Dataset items
* * * * * * * * *

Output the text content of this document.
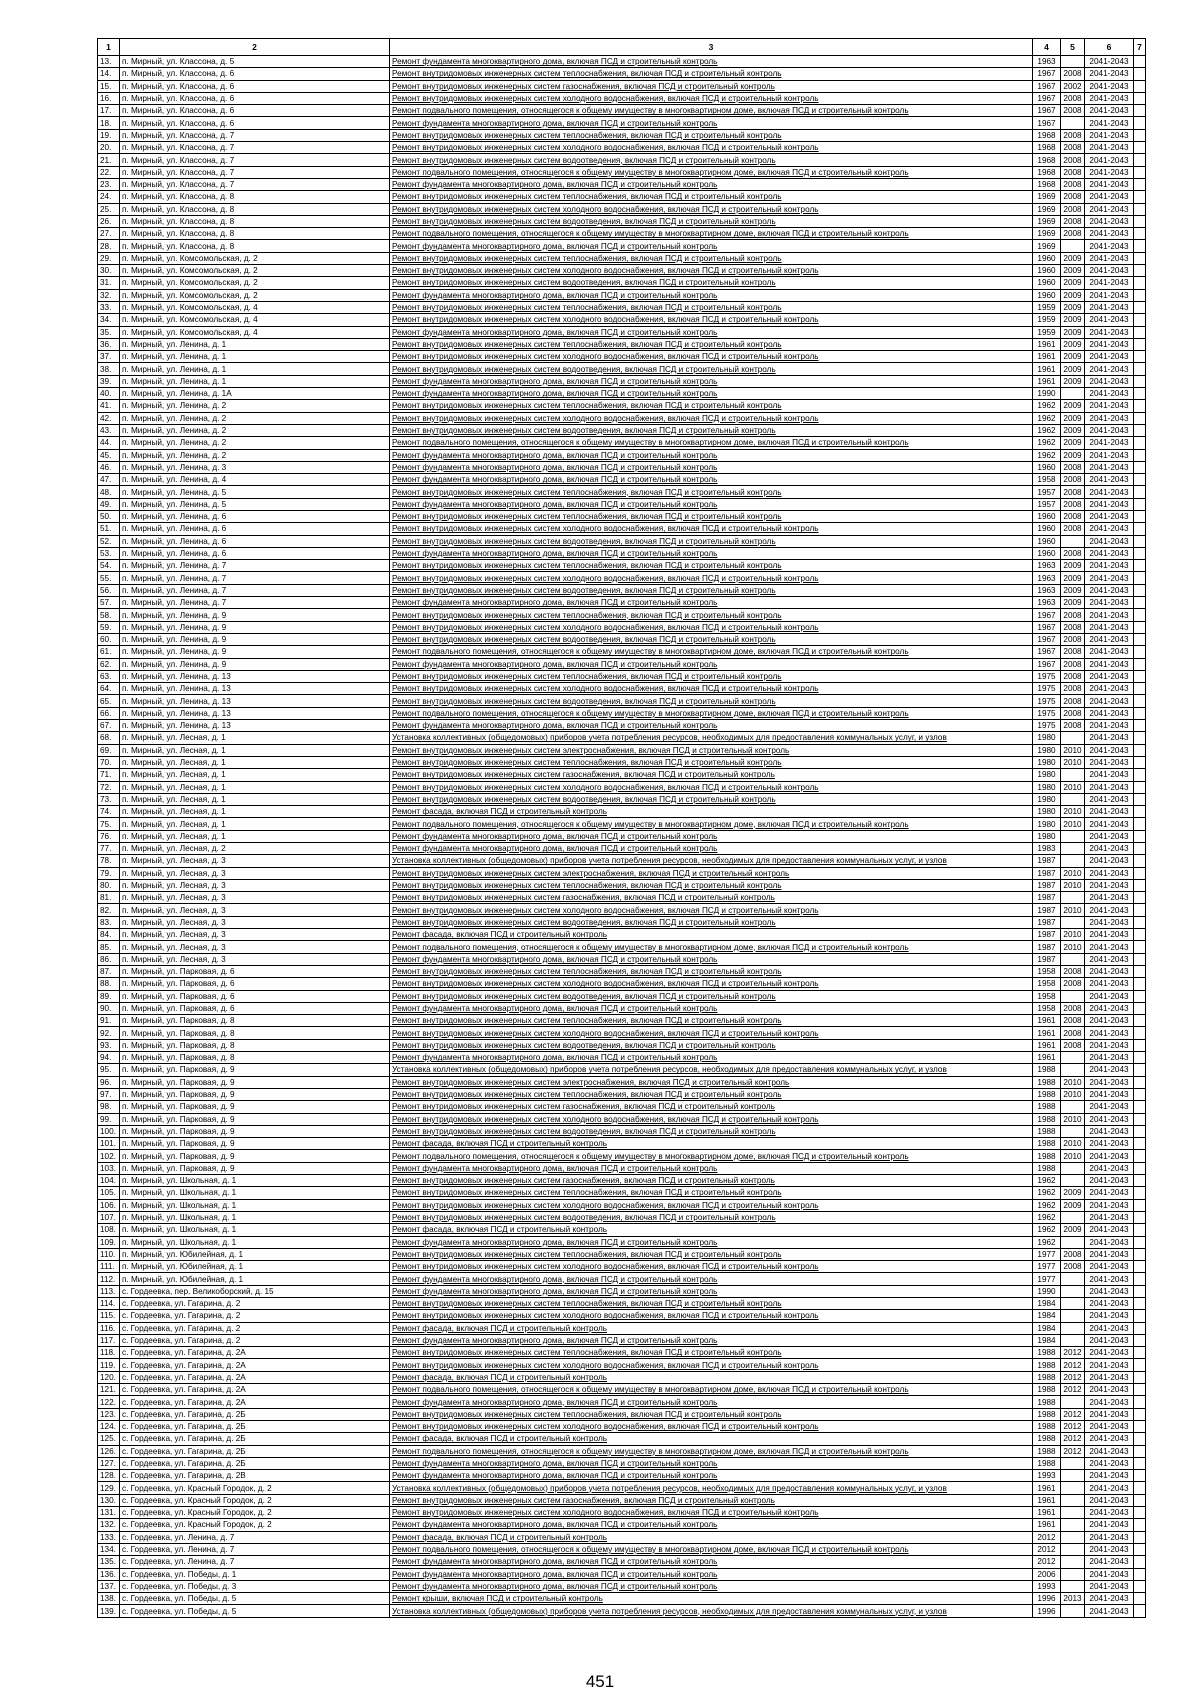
1	2	3	4	5	6	7
13.	п. Мирный, ул. Классона, д. 5	Ремонт фундамента многоквартирного дома, включая ПСД и строительный контроль	1963		2041-2043	
14.	п. Мирный, ул. Классона, д. 6	Ремонт внутридомовых инженерных систем теплоснабжения, включая ПСД и строительный контроль	1967	2008	2041-2043	
15.	п. Мирный, ул. Классона, д. 6	Ремонт внутридомовых инженерных систем газоснабжения, включая ПСД и строительный контроль	1967	2002	2041-2043	
16.	п. Мирный, ул. Классона, д. 6	Ремонт внутридомовых инженерных систем холодного водоснабжения, включая ПСД и строительный контроль	1967	2008	2041-2043	
17.	п. Мирный, ул. Классона, д. 6	Ремонт подвального помещения, относящегося к общему имуществу в многоквартирном доме, включая ПСД и строительный контроль	1967	2008	2041-2043	
18.	п. Мирный, ул. Классона, д. 6	Ремонт фундамента многоквартирного дома, включая ПСД и строительный контроль	1967		2041-2043	
19.	п. Мирный, ул. Классона, д. 7	Ремонт внутридомовых инженерных систем теплоснабжения, включая ПСД и строительный контроль	1968	2008	2041-2043	
20.	п. Мирный, ул. Классона, д. 7	Ремонт внутридомовых инженерных систем холодного водоснабжения, включая ПСД и строительный контроль	1968	2008	2041-2043	
21.	п. Мирный, ул. Классона, д. 7	Ремонт внутридомовых инженерных систем водоотведения, включая ПСД и строительный контроль	1968	2008	2041-2043	
22.	п. Мирный, ул. Классона, д. 7	Ремонт подвального помещения, относящегося к общему имуществу в многоквартирном доме, включая ПСД и строительный контроль	1968	2008	2041-2043	
23.	п. Мирный, ул. Классона, д. 7	Ремонт фундамента многоквартирного дома, включая ПСД и строительный контроль	1968	2008	2041-2043	
24.	п. Мирный, ул. Классона, д. 8	Ремонт внутридомовых инженерных систем теплоснабжения, включая ПСД и строительный контроль	1969	2008	2041-2043	
25.	п. Мирный, ул. Классона, д. 8	Ремонт внутридомовых инженерных систем холодного водоснабжения, включая ПСД и строительный контроль	1969	2008	2041-2043	
26.	п. Мирный, ул. Классона, д. 8	Ремонт внутридомовых инженерных систем водоотведения, включая ПСД и строительный контроль	1969	2008	2041-2043	
27.	п. Мирный, ул. Классона, д. 8	Ремонт подвального помещения, относящегося к общему имуществу в многоквартирном доме, включая ПСД и строительный контроль	1969	2008	2041-2043	
28.	п. Мирный, ул. Классона, д. 8	Ремонт фундамента многоквартирного дома, включая ПСД и строительный контроль	1969		2041-2043	
29.	п. Мирный, ул. Комсомольская, д. 2	Ремонт внутридомовых инженерных систем теплоснабжения, включая ПСД и строительный контроль	1960	2009	2041-2043	
30.	п. Мирный, ул. Комсомольская, д. 2	Ремонт внутридомовых инженерных систем холодного водоснабжения, включая ПСД и строительный контроль	1960	2009	2041-2043	
31.	п. Мирный, ул. Комсомольская, д. 2	Ремонт внутридомовых инженерных систем водоотведения, включая ПСД и строительный контроль	1960	2009	2041-2043	
32.	п. Мирный, ул. Комсомольская, д. 2	Ремонт фундамента многоквартирного дома, включая ПСД и строительный контроль	1960	2009	2041-2043	
33.	п. Мирный, ул. Комсомольская, д. 4	Ремонт внутридомовых инженерных систем теплоснабжения, включая ПСД и строительный контроль	1959	2009	2041-2043	
34.	п. Мирный, ул. Комсомольская, д. 4	Ремонт внутридомовых инженерных систем холодного водоснабжения, включая ПСД и строительный контроль	1959	2009	2041-2043	
35.	п. Мирный, ул. Комсомольская, д. 4	Ремонт фундамента многоквартирного дома, включая ПСД и строительный контроль	1959	2009	2041-2043	
36.	п. Мирный, ул. Ленина, д. 1	Ремонт внутридомовых инженерных систем теплоснабжения, включая ПСД и строительный контроль	1961	2009	2041-2043	
37.	п. Мирный, ул. Ленина, д. 1	Ремонт внутридомовых инженерных систем холодного водоснабжения, включая ПСД и строительный контроль	1961	2009	2041-2043	
38.	п. Мирный, ул. Ленина, д. 1	Ремонт внутридомовых инженерных систем водоотведения, включая ПСД и строительный контроль	1961	2009	2041-2043	
39.	п. Мирный, ул. Ленина, д. 1	Ремонт фундамента многоквартирного дома, включая ПСД и строительный контроль	1961	2009	2041-2043	
40.	п. Мирный, ул. Ленина, д. 1А	Ремонт фундамента многоквартирного дома, включая ПСД и строительный контроль	1990		2041-2043	
41.	п. Мирный, ул. Ленина, д. 2	Ремонт внутридомовых инженерных систем теплоснабжения, включая ПСД и строительный контроль	1962	2009	2041-2043	
42.	п. Мирный, ул. Ленина, д. 2	Ремонт внутридомовых инженерных систем холодного водоснабжения, включая ПСД и строительный контроль	1962	2009	2041-2043	
43.	п. Мирный, ул. Ленина, д. 2	Ремонт внутридомовых инженерных систем водоотведения, включая ПСД и строительный контроль	1962	2009	2041-2043	
44.	п. Мирный, ул. Ленина, д. 2	Ремонт подвального помещения, относящегося к общему имуществу в многоквартирном доме, включая ПСД и строительный контроль	1962	2009	2041-2043	
45.	п. Мирный, ул. Ленина, д. 2	Ремонт фундамента многоквартирного дома, включая ПСД и строительный контроль	1962	2009	2041-2043	
46.	п. Мирный, ул. Ленина, д. 3	Ремонт фундамента многоквартирного дома, включая ПСД и строительный контроль	1960	2008	2041-2043	
47.	п. Мирный, ул. Ленина, д. 4	Ремонт фундамента многоквартирного дома, включая ПСД и строительный контроль	1958	2008	2041-2043	
48.	п. Мирный, ул. Ленина, д. 5	Ремонт внутридомовых инженерных систем теплоснабжения, включая ПСД и строительный контроль	1957	2008	2041-2043	
49.	п. Мирный, ул. Ленина, д. 5	Ремонт фундамента многоквартирного дома, включая ПСД и строительный контроль	1957	2008	2041-2043	
50.	п. Мирный, ул. Ленина, д. 6	Ремонт внутридомовых инженерных систем теплоснабжения, включая ПСД и строительный контроль	1960	2008	2041-2043	
51.	п. Мирный, ул. Ленина, д. 6	Ремонт внутридомовых инженерных систем холодного водоснабжения, включая ПСД и строительный контроль	1960	2008	2041-2043	
52.	п. Мирный, ул. Ленина, д. 6	Ремонт внутридомовых инженерных систем водоотведения, включая ПСД и строительный контроль	1960		2041-2043	
53.	п. Мирный, ул. Ленина, д. 6	Ремонт фундамента многоквартирного дома, включая ПСД и строительный контроль	1960	2008	2041-2043	
54.	п. Мирный, ул. Ленина, д. 7	Ремонт внутридомовых инженерных систем теплоснабжения, включая ПСД и строительный контроль	1963	2009	2041-2043	
55.	п. Мирный, ул. Ленина, д. 7	Ремонт внутридомовых инженерных систем холодного водоснабжения, включая ПСД и строительный контроль	1963	2009	2041-2043	
56.	п. Мирный, ул. Ленина, д. 7	Ремонт внутридомовых инженерных систем водоотведения, включая ПСД и строительный контроль	1963	2009	2041-2043	
57.	п. Мирный, ул. Ленина, д. 7	Ремонт фундамента многоквартирного дома, включая ПСД и строительный контроль	1963	2009	2041-2043	
58.	п. Мирный, ул. Ленина, д. 9	Ремонт внутридомовых инженерных систем теплоснабжения, включая ПСД и строительный контроль	1967	2008	2041-2043	
59.	п. Мирный, ул. Ленина, д. 9	Ремонт внутридомовых инженерных систем холодного водоснабжения, включая ПСД и строительный контроль	1967	2008	2041-2043	
60.	п. Мирный, ул. Ленина, д. 9	Ремонт внутридомовых инженерных систем водоотведения, включая ПСД и строительный контроль	1967	2008	2041-2043	
61.	п. Мирный, ул. Ленина, д. 9	Ремонт подвального помещения, относящегося к общему имуществу в многоквартирном доме, включая ПСД и строительный контроль	1967	2008	2041-2043	
62.	п. Мирный, ул. Ленина, д. 9	Ремонт фундамента многоквартирного дома, включая ПСД и строительный контроль	1967	2008	2041-2043	
63.	п. Мирный, ул. Ленина, д. 13	Ремонт внутридомовых инженерных систем теплоснабжения, включая ПСД и строительный контроль	1975	2008	2041-2043	
64.	п. Мирный, ул. Ленина, д. 13	Ремонт внутридомовых инженерных систем холодного водоснабжения, включая ПСД и строительный контроль	1975	2008	2041-2043	
65.	п. Мирный, ул. Ленина, д. 13	Ремонт внутридомовых инженерных систем водоотведения, включая ПСД и строительный контроль	1975	2008	2041-2043	
66.	п. Мирный, ул. Ленина, д. 13	Ремонт подвального помещения, относящегося к общему имуществу в многоквартирном доме, включая ПСД и строительный контроль	1975	2008	2041-2043	
67.	п. Мирный, ул. Ленина, д. 13	Ремонт фундамента многоквартирного дома, включая ПСД и строительный контроль	1975	2008	2041-2043	
68.	п. Мирный, ул. Лесная, д. 1	Установка коллективных (общедомовых) приборов учета потребления ресурсов, необходимых для предоставления коммунальных услуг, и узлов	1980		2041-2043	
69.	п. Мирный, ул. Лесная, д. 1	Ремонт внутридомовых инженерных систем электроснабжения, включая ПСД и строительный контроль	1980	2010	2041-2043	
70.	п. Мирный, ул. Лесная, д. 1	Ремонт внутридомовых инженерных систем теплоснабжения, включая ПСД и строительный контроль	1980	2010	2041-2043	
71.	п. Мирный, ул. Лесная, д. 1	Ремонт внутридомовых инженерных систем газоснабжения, включая ПСД и строительный контроль	1980		2041-2043	
72.	п. Мирный, ул. Лесная, д. 1	Ремонт внутридомовых инженерных систем холодного водоснабжения, включая ПСД и строительный контроль	1980	2010	2041-2043	
73.	п. Мирный, ул. Лесная, д. 1	Ремонт внутридомовых инженерных систем водоотведения, включая ПСД и строительный контроль	1980		2041-2043	
74.	п. Мирный, ул. Лесная, д. 1	Ремонт фасада, включая ПСД и строительный контроль	1980	2010	2041-2043	
75.	п. Мирный, ул. Лесная, д. 1	Ремонт подвального помещения, относящегося к общему имуществу в многоквартирном доме, включая ПСД и строительный контроль	1980	2010	2041-2043	
76.	п. Мирный, ул. Лесная, д. 1	Ремонт фундамента многоквартирного дома, включая ПСД и строительный контроль	1980		2041-2043	
77.	п. Мирный, ул. Лесная, д. 2	Ремонт фундамента многоквартирного дома, включая ПСД и строительный контроль	1983		2041-2043	
78.	п. Мирный, ул. Лесная, д. 3	Установка коллективных (общедомовых) приборов учета потребления ресурсов, необходимых для предоставления коммунальных услуг, и узлов	1987		2041-2043	
79.	п. Мирный, ул. Лесная, д. 3	Ремонт внутридомовых инженерных систем электроснабжения, включая ПСД и строительный контроль	1987	2010	2041-2043	
80.	п. Мирный, ул. Лесная, д. 3	Ремонт внутридомовых инженерных систем теплоснабжения, включая ПСД и строительный контроль	1987	2010	2041-2043	
81.	п. Мирный, ул. Лесная, д. 3	Ремонт внутридомовых инженерных систем газоснабжения, включая ПСД и строительный контроль	1987		2041-2043	
82.	п. Мирный, ул. Лесная, д. 3	Ремонт внутридомовых инженерных систем холодного водоснабжения, включая ПСД и строительный контроль	1987	2010	2041-2043	
83.	п. Мирный, ул. Лесная, д. 3	Ремонт внутридомовых инженерных систем водоотведения, включая ПСД и строительный контроль	1987		2041-2043	
84.	п. Мирный, ул. Лесная, д. 3	Ремонт фасада, включая ПСД и строительный контроль	1987	2010	2041-2043	
85.	п. Мирный, ул. Лесная, д. 3	Ремонт подвального помещения, относящегося к общему имуществу в многоквартирном доме, включая ПСД и строительный контроль	1987	2010	2041-2043	
86.	п. Мирный, ул. Лесная, д. 3	Ремонт фундамента многоквартирного дома, включая ПСД и строительный контроль	1987		2041-2043	
87.	п. Мирный, ул. Парковая, д. 6	Ремонт внутридомовых инженерных систем теплоснабжения, включая ПСД и строительный контроль	1958	2008	2041-2043	
88.	п. Мирный, ул. Парковая, д. 6	Ремонт внутридомовых инженерных систем холодного водоснабжения, включая ПСД и строительный контроль	1958	2008	2041-2043	
89.	п. Мирный, ул. Парковая, д. 6	Ремонт внутридомовых инженерных систем водоотведения, включая ПСД и строительный контроль	1958		2041-2043	
90.	п. Мирный, ул. Парковая, д. 6	Ремонт фундамента многоквартирного дома, включая ПСД и строительный контроль	1958	2008	2041-2043	
91.	п. Мирный, ул. Парковая, д. 8	Ремонт внутридомовых инженерных систем теплоснабжения, включая ПСД и строительный контроль	1961	2008	2041-2043	
92.	п. Мирный, ул. Парковая, д. 8	Ремонт внутридомовых инженерных систем холодного водоснабжения, включая ПСД и строительный контроль	1961	2008	2041-2043	
93.	п. Мирный, ул. Парковая, д. 8	Ремонт внутридомовых инженерных систем водоотведения, включая ПСД и строительный контроль	1961	2008	2041-2043	
94.	п. Мирный, ул. Парковая, д. 8	Ремонт фундамента многоквартирного дома, включая ПСД и строительный контроль	1961		2041-2043	
95.	п. Мирный, ул. Парковая, д. 9	Установка коллективных (общедомовых) приборов учета потребления ресурсов, необходимых для предоставления коммунальных услуг, и узлов	1988		2041-2043	
96.	п. Мирный, ул. Парковая, д. 9	Ремонт внутридомовых инженерных систем электроснабжения, включая ПСД и строительный контроль	1988	2010	2041-2043	
97.	п. Мирный, ул. Парковая, д. 9	Ремонт внутридомовых инженерных систем теплоснабжения, включая ПСД и строительный контроль	1988	2010	2041-2043	
98.	п. Мирный, ул. Парковая, д. 9	Ремонт внутридомовых инженерных систем газоснабжения, включая ПСД и строительный контроль	1988		2041-2043	
99.	п. Мирный, ул. Парковая, д. 9	Ремонт внутридомовых инженерных систем холодного водоснабжения, включая ПСД и строительный контроль	1988	2010	2041-2043	
100.	п. Мирный, ул. Парковая, д. 9	Ремонт внутридомовых инженерных систем водоотведения, включая ПСД и строительный контроль	1988		2041-2043	
101.	п. Мирный, ул. Парковая, д. 9	Ремонт фасада, включая ПСД и строительный контроль	1988	2010	2041-2043	
102.	п. Мирный, ул. Парковая, д. 9	Ремонт подвального помещения, относящегося к общему имуществу в многоквартирном доме, включая ПСД и строительный контроль	1988	2010	2041-2043	
103.	п. Мирный, ул. Парковая, д. 9	Ремонт фундамента многоквартирного дома, включая ПСД и строительный контроль	1988		2041-2043	
104.	п. Мирный, ул. Школьная, д. 1	Ремонт внутридомовых инженерных систем газоснабжения, включая ПСД и строительный контроль	1962		2041-2043	
105.	п. Мирный, ул. Школьная, д. 1	Ремонт внутридомовых инженерных систем теплоснабжения, включая ПСД и строительный контроль	1962	2009	2041-2043	
106.	п. Мирный, ул. Школьная, д. 1	Ремонт внутридомовых инженерных систем холодного водоснабжения, включая ПСД и строительный контроль	1962	2009	2041-2043	
107.	п. Мирный, ул. Школьная, д. 1	Ремонт внутридомовых инженерных систем водоотведения, включая ПСД и строительный контроль	1962		2041-2043	
108.	п. Мирный, ул. Школьная, д. 1	Ремонт фасада, включая ПСД и строительный контроль	1962	2009	2041-2043	
109.	п. Мирный, ул. Школьная, д. 1	Ремонт фундамента многоквартирного дома, включая ПСД и строительный контроль	1962		2041-2043	
110.	п. Мирный, ул. Юбилейная, д. 1	Ремонт внутридомовых инженерных систем теплоснабжения, включая ПСД и строительный контроль	1977	2008	2041-2043	
111.	п. Мирный, ул. Юбилейная, д. 1	Ремонт внутридомовых инженерных систем холодного водоснабжения, включая ПСД и строительный контроль	1977	2008	2041-2043	
112.	п. Мирный, ул. Юбилейная, д. 1	Ремонт фундамента многоквартирного дома, включая ПСД и строительный контроль	1977		2041-2043	
113.	с. Гордеевка, пер. Великоборский, д. 15	Ремонт фундамента многоквартирного дома, включая ПСД и строительный контроль	1990		2041-2043	
114.	с. Гордеевка, ул. Гагарина, д. 2	Ремонт внутридомовых инженерных систем теплоснабжения, включая ПСД и строительный контроль	1984		2041-2043	
115.	с. Гордеевка, ул. Гагарина, д. 2	Ремонт внутридомовых инженерных систем холодного водоснабжения, включая ПСД и строительный контроль	1984		2041-2043	
116.	с. Гордеевка, ул. Гагарина, д. 2	Ремонт фасада, включая ПСД и строительный контроль	1984		2041-2043	
117.	с. Гордеевка, ул. Гагарина, д. 2	Ремонт фундамента многоквартирного дома, включая ПСД и строительный контроль	1984		2041-2043	
118.	с. Гордеевка, ул. Гагарина, д. 2А	Ремонт внутридомовых инженерных систем теплоснабжения, включая ПСД и строительный контроль	1988	2012	2041-2043	
119.	с. Гордеевка, ул. Гагарина, д. 2А	Ремонт внутридомовых инженерных систем холодного водоснабжения, включая ПСД и строительный контроль	1988	2012	2041-2043	
120.	с. Гордеевка, ул. Гагарина, д. 2А	Ремонт фасада, включая ПСД и строительный контроль	1988	2012	2041-2043	
121.	с. Гордеевка, ул. Гагарина, д. 2А	Ремонт подвального помещения, относящегося к общему имуществу в многоквартирном доме, включая ПСД и строительный контроль	1988	2012	2041-2043	
122.	с. Гордеевка, ул. Гагарина, д. 2А	Ремонт фундамента многоквартирного дома, включая ПСД и строительный контроль	1988		2041-2043	
123.	с. Гордеевка, ул. Гагарина, д. 2Б	Ремонт внутридомовых инженерных систем теплоснабжения, включая ПСД и строительный контроль	1988	2012	2041-2043	
124.	с. Гордеевка, ул. Гагарина, д. 2Б	Ремонт внутридомовых инженерных систем холодного водоснабжения, включая ПСД и строительный контроль	1988	2012	2041-2043	
125.	с. Гордеевка, ул. Гагарина, д. 2Б	Ремонт фасада, включая ПСД и строительный контроль	1988	2012	2041-2043	
126.	с. Гордеевка, ул. Гагарина, д. 2Б	Ремонт подвального помещения, относящегося к общему имуществу в многоквартирном доме, включая ПСД и строительный контроль	1988	2012	2041-2043	
127.	с. Гордеевка, ул. Гагарина, д. 2Б	Ремонт фундамента многоквартирного дома, включая ПСД и строительный контроль	1988		2041-2043	
128.	с. Гордеевка, ул. Гагарина, д. 2В	Ремонт фундамента многоквартирного дома, включая ПСД и строительный контроль	1993		2041-2043	
129.	с. Гордеевка, ул. Красный Городок, д. 2	Установка коллективных (общедомовых) приборов учета потребления ресурсов, необходимых для предоставления коммунальных услуг, и узлов	1961		2041-2043	
130.	с. Гордеевка, ул. Красный Городок, д. 2	Ремонт внутридомовых инженерных систем газоснабжения, включая ПСД и строительный контроль	1961		2041-2043	
131.	с. Гордеевка, ул. Красный Городок, д. 2	Ремонт внутридомовых инженерных систем холодного водоснабжения, включая ПСД и строительный контроль	1961		2041-2043	
132.	с. Гордеевка, ул. Красный Городок, д. 2	Ремонт фундамента многоквартирного дома, включая ПСД и строительный контроль	1961		2041-2043	
133.	с. Гордеевка, ул. Ленина, д. 7	Ремонт фасада, включая ПСД и строительный контроль	2012		2041-2043	
134.	с. Гордеевка, ул. Ленина, д. 7	Ремонт подвального помещения, относящегося к общему имуществу в многоквартирном доме, включая ПСД и строительный контроль	2012		2041-2043	
135.	с. Гордеевка, ул. Ленина, д. 7	Ремонт фундамента многоквартирного дома, включая ПСД и строительный контроль	2012		2041-2043	
136.	с. Гордеевка, ул. Победы, д. 1	Ремонт фундамента многоквартирного дома, включая ПСД и строительный контроль	2006		2041-2043	
137.	с. Гордеевка, ул. Победы, д. 3	Ремонт фундамента многоквартирного дома, включая ПСД и строительный контроль	1993		2041-2043	
138.	с. Гордеевка, ул. Победы, д. 5	Ремонт крыши, включая ПСД и строительный контроль	1996	2013	2041-2043	
139.	с. Гордеевка, ул. Победы, д. 5	Установка коллективных (общедомовых) приборов учета потребления ресурсов, необходимых для предоставления коммунальных услуг, и узлов	1996		2041-2043	
451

* * * * * * * * *

[Given request] From the listing above, collect every line that mentions the word "узлов".

[Exercise output]
68.	п. Мирный, ул. Лесная, д. 1	Установка коллективных (общедомовых) приборов учета потребления ресурсов, необходимых для предоставления коммунальных услуг, и узлов	1980		2041-2043	
78.	п. Мирный, ул. Лесная, д. 3	Установка коллективных (общедомовых) приборов учета потребления ресурсов, необходимых для предоставления коммунальных услуг, и узлов	1987		2041-2043	
95.	п. Мирный, ул. Парковая, д. 9	Установка коллективных (общедомовых) приборов учета потребления ресурсов, необходимых для предоставления коммунальных услуг, и узлов	1988		2041-2043	
129.	с. Гордеевка, ул. Красный Городок, д. 2	Установка коллективных (общедомовых) приборов учета потребления ресурсов, необходимых для предоставления коммунальных услуг, и узлов	1961		2041-2043	
139.	с. Гордеевка, ул. Победы, д. 5	Установка коллективных (общедомовых) приборов учета потребления ресурсов, необходимых для предоставления коммунальных услуг, и узлов	1996		2041-2043	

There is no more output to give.